>> begin Excerpted data

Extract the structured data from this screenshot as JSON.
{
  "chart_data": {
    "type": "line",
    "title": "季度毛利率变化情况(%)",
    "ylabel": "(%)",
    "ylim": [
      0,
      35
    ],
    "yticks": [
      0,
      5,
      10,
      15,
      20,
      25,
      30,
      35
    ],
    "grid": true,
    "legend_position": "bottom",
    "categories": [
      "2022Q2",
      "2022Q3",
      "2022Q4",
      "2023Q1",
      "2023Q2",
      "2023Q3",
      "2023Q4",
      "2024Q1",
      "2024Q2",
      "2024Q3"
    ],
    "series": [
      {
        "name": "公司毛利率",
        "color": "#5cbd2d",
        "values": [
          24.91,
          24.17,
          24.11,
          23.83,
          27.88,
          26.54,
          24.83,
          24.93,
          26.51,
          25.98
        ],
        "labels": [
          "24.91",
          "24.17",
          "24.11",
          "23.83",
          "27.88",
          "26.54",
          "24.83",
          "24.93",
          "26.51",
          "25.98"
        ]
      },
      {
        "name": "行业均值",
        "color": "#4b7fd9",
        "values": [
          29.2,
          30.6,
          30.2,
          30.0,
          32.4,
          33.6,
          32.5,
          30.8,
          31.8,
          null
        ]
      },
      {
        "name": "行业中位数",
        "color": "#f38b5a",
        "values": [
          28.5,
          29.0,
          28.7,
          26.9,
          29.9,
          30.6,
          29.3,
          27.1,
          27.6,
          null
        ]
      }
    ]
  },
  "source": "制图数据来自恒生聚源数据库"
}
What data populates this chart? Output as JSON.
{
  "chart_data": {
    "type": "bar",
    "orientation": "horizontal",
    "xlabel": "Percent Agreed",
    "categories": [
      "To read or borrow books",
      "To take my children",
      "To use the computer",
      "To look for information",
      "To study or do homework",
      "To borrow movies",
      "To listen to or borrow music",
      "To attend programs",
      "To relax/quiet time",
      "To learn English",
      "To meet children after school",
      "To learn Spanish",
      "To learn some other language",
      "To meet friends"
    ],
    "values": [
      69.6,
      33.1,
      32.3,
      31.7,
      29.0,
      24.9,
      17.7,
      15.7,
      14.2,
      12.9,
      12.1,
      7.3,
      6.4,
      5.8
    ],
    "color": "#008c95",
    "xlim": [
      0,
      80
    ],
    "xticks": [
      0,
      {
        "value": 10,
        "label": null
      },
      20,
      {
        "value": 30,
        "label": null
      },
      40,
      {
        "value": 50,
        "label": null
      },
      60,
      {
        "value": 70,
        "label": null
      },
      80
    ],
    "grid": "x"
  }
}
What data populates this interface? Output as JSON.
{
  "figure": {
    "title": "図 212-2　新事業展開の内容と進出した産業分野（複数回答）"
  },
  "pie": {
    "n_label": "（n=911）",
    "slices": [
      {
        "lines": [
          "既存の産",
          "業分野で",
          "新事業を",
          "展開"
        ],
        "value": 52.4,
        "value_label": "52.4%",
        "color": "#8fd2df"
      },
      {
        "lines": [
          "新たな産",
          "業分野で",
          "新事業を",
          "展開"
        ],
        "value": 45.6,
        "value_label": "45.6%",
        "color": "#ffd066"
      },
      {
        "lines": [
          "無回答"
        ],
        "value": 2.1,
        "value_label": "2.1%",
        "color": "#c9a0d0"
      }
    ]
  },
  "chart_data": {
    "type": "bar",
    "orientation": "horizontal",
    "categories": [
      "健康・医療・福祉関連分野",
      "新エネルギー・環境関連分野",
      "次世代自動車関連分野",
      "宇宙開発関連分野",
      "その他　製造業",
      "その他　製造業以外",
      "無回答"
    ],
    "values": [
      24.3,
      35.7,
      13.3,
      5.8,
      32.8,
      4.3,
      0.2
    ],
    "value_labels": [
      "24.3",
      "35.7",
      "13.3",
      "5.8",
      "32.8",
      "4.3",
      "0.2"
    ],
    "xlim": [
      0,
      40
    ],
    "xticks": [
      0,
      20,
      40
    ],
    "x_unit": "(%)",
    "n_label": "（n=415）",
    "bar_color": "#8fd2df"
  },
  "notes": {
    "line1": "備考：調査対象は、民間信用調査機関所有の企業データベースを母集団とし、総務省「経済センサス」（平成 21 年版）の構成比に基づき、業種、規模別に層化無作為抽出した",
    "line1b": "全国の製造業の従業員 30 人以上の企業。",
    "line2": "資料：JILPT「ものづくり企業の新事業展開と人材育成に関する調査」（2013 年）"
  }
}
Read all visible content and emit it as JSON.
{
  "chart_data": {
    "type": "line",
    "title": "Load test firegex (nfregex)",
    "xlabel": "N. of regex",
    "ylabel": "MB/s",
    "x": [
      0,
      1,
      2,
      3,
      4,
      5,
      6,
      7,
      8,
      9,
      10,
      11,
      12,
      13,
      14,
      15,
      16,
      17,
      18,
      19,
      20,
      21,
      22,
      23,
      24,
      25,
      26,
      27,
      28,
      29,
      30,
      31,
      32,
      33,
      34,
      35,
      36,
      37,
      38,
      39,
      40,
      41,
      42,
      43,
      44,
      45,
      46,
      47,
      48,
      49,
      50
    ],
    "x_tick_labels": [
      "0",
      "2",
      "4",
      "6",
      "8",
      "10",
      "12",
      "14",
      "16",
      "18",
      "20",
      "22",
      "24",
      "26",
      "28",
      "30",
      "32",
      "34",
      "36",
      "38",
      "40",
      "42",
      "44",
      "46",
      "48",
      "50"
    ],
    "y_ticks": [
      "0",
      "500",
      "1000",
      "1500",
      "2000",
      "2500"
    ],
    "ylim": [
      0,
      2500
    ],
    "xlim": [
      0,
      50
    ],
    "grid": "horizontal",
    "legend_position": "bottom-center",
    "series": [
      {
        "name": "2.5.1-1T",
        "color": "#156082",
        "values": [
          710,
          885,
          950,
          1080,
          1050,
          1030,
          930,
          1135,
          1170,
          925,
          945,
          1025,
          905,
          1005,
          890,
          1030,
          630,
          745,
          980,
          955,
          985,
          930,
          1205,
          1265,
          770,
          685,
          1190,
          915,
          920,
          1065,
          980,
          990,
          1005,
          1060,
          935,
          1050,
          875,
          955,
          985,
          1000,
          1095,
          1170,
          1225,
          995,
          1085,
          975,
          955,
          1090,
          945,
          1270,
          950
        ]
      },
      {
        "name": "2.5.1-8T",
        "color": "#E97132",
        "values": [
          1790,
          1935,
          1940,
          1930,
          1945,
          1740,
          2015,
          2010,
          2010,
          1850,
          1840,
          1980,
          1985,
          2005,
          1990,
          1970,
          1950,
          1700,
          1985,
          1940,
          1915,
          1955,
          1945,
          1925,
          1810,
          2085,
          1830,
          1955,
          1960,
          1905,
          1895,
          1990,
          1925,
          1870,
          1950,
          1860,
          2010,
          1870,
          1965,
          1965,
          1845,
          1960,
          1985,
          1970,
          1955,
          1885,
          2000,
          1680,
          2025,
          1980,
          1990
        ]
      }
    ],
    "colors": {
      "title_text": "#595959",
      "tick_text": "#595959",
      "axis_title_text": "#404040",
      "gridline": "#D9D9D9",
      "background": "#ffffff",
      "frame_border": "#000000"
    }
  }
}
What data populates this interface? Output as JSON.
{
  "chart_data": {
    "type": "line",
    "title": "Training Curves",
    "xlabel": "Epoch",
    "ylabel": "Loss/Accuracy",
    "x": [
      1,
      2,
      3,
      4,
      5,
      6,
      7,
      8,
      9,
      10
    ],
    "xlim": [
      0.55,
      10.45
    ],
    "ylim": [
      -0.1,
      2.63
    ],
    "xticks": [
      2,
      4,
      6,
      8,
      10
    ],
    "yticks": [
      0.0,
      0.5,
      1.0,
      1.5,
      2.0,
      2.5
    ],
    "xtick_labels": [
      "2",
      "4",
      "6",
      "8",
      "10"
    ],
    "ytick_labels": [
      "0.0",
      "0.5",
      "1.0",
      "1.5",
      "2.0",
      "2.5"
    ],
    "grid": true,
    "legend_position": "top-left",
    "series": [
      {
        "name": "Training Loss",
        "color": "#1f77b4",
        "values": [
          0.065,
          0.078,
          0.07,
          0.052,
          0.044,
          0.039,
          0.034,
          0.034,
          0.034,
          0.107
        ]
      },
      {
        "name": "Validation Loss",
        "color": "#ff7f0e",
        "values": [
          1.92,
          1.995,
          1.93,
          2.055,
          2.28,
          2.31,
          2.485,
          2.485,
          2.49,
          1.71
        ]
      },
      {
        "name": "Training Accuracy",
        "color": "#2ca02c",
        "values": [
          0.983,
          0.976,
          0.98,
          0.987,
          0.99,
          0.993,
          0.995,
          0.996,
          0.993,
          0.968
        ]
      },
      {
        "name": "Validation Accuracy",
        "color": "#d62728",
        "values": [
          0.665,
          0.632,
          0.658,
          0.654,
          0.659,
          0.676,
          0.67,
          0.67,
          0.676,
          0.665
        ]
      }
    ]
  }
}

>> end Excerpted data

Give nothing but the number of lines containing the string "name".

9